[Saved entries]

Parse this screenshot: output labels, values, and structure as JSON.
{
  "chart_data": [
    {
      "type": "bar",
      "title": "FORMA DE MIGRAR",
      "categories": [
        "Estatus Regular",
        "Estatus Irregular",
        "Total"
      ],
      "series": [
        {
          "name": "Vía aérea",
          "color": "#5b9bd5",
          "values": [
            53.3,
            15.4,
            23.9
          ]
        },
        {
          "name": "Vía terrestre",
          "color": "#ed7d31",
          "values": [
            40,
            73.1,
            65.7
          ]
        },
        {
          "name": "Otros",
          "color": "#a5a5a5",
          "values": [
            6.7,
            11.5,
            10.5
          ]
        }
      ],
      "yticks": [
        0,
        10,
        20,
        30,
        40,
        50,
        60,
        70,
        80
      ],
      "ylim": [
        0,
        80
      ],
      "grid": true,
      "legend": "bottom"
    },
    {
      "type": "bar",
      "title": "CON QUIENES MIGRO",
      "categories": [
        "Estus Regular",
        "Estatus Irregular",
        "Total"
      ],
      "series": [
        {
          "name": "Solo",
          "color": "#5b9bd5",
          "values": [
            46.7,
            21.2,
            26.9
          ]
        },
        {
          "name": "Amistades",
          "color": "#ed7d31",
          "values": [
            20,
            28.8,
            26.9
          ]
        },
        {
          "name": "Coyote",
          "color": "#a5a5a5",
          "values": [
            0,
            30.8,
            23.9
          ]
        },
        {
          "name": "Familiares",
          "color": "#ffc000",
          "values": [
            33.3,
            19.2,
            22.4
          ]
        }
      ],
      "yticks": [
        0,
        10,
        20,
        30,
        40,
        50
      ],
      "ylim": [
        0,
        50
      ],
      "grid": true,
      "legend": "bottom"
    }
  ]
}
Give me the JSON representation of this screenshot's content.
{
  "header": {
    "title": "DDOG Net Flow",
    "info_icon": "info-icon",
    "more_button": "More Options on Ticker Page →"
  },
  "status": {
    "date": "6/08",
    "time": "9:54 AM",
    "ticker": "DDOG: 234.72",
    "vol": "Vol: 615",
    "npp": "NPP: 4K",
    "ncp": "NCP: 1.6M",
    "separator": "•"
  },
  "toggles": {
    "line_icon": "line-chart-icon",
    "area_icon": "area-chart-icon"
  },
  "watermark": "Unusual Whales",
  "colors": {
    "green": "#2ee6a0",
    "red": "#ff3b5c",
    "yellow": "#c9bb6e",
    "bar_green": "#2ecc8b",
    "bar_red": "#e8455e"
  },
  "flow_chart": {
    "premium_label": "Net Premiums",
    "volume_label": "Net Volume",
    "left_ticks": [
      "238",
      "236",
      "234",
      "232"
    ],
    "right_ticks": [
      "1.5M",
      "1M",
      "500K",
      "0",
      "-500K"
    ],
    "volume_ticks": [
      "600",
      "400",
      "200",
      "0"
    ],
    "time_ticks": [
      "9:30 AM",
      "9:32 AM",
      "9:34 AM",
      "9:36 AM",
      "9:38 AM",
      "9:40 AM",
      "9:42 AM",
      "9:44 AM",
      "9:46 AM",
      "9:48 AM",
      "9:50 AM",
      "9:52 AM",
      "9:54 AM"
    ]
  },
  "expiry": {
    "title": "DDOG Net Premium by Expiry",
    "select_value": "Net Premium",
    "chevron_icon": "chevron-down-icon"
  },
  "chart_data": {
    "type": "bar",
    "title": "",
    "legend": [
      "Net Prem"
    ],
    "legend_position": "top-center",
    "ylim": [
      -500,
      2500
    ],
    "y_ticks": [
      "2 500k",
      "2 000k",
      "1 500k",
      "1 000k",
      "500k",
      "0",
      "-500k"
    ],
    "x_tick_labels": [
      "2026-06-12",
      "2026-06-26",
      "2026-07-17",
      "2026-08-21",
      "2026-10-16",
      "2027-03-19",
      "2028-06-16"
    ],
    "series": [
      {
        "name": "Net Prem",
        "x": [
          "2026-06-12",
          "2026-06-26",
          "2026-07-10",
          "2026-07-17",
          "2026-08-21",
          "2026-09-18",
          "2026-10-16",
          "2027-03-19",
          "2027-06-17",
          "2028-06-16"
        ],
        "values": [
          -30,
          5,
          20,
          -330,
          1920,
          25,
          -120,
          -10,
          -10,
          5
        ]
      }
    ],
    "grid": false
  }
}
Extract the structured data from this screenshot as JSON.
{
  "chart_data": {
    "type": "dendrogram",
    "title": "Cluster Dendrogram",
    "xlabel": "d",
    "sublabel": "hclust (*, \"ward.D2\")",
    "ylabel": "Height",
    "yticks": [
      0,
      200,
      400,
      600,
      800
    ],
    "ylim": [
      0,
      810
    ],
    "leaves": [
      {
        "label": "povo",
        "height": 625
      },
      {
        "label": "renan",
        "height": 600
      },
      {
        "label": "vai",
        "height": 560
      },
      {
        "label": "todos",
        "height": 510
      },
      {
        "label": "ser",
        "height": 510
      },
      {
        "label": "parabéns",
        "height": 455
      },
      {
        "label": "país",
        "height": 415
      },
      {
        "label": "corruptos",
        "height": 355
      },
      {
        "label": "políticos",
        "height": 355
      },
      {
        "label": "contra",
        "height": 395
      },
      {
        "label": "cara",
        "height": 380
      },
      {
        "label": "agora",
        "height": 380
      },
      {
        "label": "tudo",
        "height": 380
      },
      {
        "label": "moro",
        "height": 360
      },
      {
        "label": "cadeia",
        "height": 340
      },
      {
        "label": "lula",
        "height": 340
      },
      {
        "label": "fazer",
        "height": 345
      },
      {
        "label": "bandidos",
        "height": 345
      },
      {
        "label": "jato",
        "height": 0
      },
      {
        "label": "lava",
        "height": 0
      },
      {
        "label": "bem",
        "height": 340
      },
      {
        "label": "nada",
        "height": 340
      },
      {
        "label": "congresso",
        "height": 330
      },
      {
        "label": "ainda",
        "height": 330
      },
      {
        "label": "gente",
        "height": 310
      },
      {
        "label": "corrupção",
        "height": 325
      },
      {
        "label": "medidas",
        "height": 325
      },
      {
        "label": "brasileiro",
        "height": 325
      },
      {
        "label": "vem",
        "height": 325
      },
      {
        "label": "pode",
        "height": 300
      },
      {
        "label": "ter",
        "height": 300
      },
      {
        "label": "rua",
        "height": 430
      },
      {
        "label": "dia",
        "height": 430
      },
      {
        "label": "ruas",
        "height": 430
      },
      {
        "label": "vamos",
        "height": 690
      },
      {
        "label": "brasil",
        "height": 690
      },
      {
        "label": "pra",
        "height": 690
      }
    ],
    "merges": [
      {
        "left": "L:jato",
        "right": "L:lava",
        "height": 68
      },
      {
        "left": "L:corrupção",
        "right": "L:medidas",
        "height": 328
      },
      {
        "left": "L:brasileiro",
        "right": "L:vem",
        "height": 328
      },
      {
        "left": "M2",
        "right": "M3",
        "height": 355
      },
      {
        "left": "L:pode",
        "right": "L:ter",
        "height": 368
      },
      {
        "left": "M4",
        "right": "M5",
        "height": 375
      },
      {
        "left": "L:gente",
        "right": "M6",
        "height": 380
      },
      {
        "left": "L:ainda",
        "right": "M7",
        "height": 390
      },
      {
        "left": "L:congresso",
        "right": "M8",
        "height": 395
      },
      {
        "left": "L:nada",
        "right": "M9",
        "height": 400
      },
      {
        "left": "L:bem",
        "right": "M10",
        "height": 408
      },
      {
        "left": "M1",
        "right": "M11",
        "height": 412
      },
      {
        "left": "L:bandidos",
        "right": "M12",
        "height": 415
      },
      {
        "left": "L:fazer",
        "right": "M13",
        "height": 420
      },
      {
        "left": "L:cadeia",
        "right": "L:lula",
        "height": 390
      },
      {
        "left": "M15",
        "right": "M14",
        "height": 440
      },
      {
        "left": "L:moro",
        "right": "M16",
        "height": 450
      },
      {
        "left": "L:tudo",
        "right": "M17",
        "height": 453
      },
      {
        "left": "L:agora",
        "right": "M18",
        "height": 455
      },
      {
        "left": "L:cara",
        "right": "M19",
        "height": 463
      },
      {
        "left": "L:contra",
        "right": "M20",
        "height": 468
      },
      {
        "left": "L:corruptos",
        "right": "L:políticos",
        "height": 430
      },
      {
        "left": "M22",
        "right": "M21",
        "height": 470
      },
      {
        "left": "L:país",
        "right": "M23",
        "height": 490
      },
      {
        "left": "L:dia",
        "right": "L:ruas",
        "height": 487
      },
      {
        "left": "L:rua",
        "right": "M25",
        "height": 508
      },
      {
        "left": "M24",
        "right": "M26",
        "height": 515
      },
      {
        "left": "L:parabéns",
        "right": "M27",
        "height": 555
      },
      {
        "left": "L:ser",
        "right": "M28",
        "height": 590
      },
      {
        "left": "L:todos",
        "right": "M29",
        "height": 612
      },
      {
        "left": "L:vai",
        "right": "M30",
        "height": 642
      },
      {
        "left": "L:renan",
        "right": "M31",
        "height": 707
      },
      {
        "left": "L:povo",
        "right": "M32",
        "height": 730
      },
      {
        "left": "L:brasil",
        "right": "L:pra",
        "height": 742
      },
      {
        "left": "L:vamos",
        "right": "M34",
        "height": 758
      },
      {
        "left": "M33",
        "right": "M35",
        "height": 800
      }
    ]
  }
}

EXERCISE AIM: Copy each line of the records containing the string "screenshot".

ANSWER TO THIS PROBLEM:
Parse this screenshot: output labels, values, and structure as JSON.
Give me the JSON representation of this screenshot's content.
Extract the structured data from this screenshot as JSON.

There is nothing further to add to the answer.